**Objectives:**
1. In the lubricant excerpt, at what temperature are engine oil viscosities measured?
2. Please summarize the lubricant excerpt in two sentences.
3. List every lubricant type named in the additive treat rate table of the lubricant excerpt.

Table IV. Additive Treat Rates by Application
|Lubricant Type||Additive Treat Rate, %|
|Automatic Transmission Fluid||10-18|
|Automotive Gear Oil||5-7|
|Industrial R&O Oil||0.1-1.0|
|Industrial Gear Oil||1.5-3.0|
Key lubricant properties
Viscosity, the most crucial lubricant property, is defined as resistance to flow—many people think of it as oil thickness. Kinematic viscosity is the most common viscosity system for industrial oils. Time to flow through a capillary tube is measured in seconds and converted to centistokes (cSt). Viscosities are measured at 40 C for industrial oils and 100 C for engine oils.
The ISO VG is a simplified system for classifying viscosity grades. As shown in Table V, an ISO Viscosity Grade is the midpoint of a range that is +/- 10%.

Image layout notes

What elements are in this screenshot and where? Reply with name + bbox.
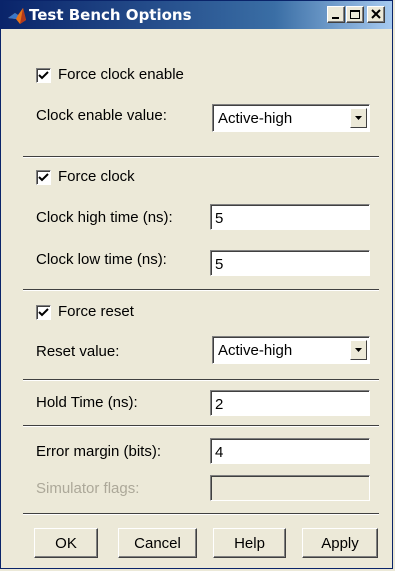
close-button[interactable]: [367, 6, 385, 23]
close-icon: [371, 9, 381, 19]
error-margin-input[interactable]: [210, 438, 370, 464]
simulator-flags-input: [210, 475, 370, 501]
dropdown-arrow-button[interactable]: [350, 340, 367, 360]
reset-value-selected: Active-high: [218, 342, 293, 359]
dropdown-arrow-button[interactable]: [350, 108, 367, 128]
clock-high-time-input[interactable]: [210, 204, 370, 230]
maximize-button[interactable]: [346, 6, 364, 23]
checkbox-box[interactable]: [36, 305, 51, 320]
section-divider: [23, 425, 379, 427]
reset-value-label: Reset value:: [36, 343, 120, 360]
force-clock-label: Force clock: [58, 168, 135, 185]
matlab-logo-icon: [7, 6, 27, 26]
force-clock-enable-label: Force clock enable: [58, 66, 184, 83]
apply-button[interactable]: Apply: [302, 528, 378, 558]
title-bar[interactable]: Test Bench Options: [1, 1, 392, 29]
section-divider: [23, 289, 379, 291]
checkmark-icon: [38, 308, 49, 317]
window-title: Test Bench Options: [29, 6, 192, 24]
chevron-down-icon: [355, 348, 362, 352]
ok-button[interactable]: OK: [34, 528, 98, 558]
reset-value-dropdown[interactable]: Active-high: [212, 336, 370, 364]
clock-enable-value-label: Clock enable value:: [36, 107, 167, 124]
chevron-down-icon: [355, 116, 362, 120]
force-reset-label: Force reset: [58, 303, 134, 320]
clock-high-time-label: Clock high time (ns):: [36, 209, 173, 226]
section-divider: [23, 156, 379, 158]
checkbox-box[interactable]: [36, 170, 51, 185]
error-margin-label: Error margin (bits):: [36, 443, 162, 460]
help-button[interactable]: Help: [213, 528, 286, 558]
checkmark-icon: [38, 173, 49, 182]
hold-time-label: Hold Time (ns):: [36, 394, 138, 411]
checkmark-icon: [38, 71, 49, 80]
clock-low-time-label: Clock low time (ns):: [36, 251, 167, 268]
clock-low-time-input[interactable]: [210, 250, 370, 276]
minimize-icon: [332, 17, 339, 19]
cancel-button[interactable]: Cancel: [118, 528, 197, 558]
clock-enable-value-dropdown[interactable]: Active-high: [212, 104, 370, 132]
clock-enable-value-selected: Active-high: [218, 110, 293, 127]
test-bench-options-dialog: Test Bench Options Force clock enable Cl…: [0, 0, 393, 569]
simulator-flags-label: Simulator flags:: [36, 480, 140, 497]
section-divider: [23, 513, 379, 515]
section-divider: [23, 379, 379, 381]
maximize-icon: [350, 10, 360, 19]
minimize-button[interactable]: [327, 6, 345, 23]
checkbox-box[interactable]: [36, 68, 51, 83]
hold-time-input[interactable]: [210, 390, 370, 416]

**Correct answers:**
1. 100 C

2. Additive treat rates vary by lubricant type, ranging from 10-18% for automatic transmission fluid down to 0.1-1.0% for industrial R&O oil. Viscosity, the most crucial lubricant property, is usually given as kinematic viscosity in centistokes and classified by ISO VG, where each grade is the midpoint of a +/- 10% range.

3.
- Automatic Transmission Fluid
- Automotive Gear Oil
- Industrial R&O Oil
- Industrial Gear Oil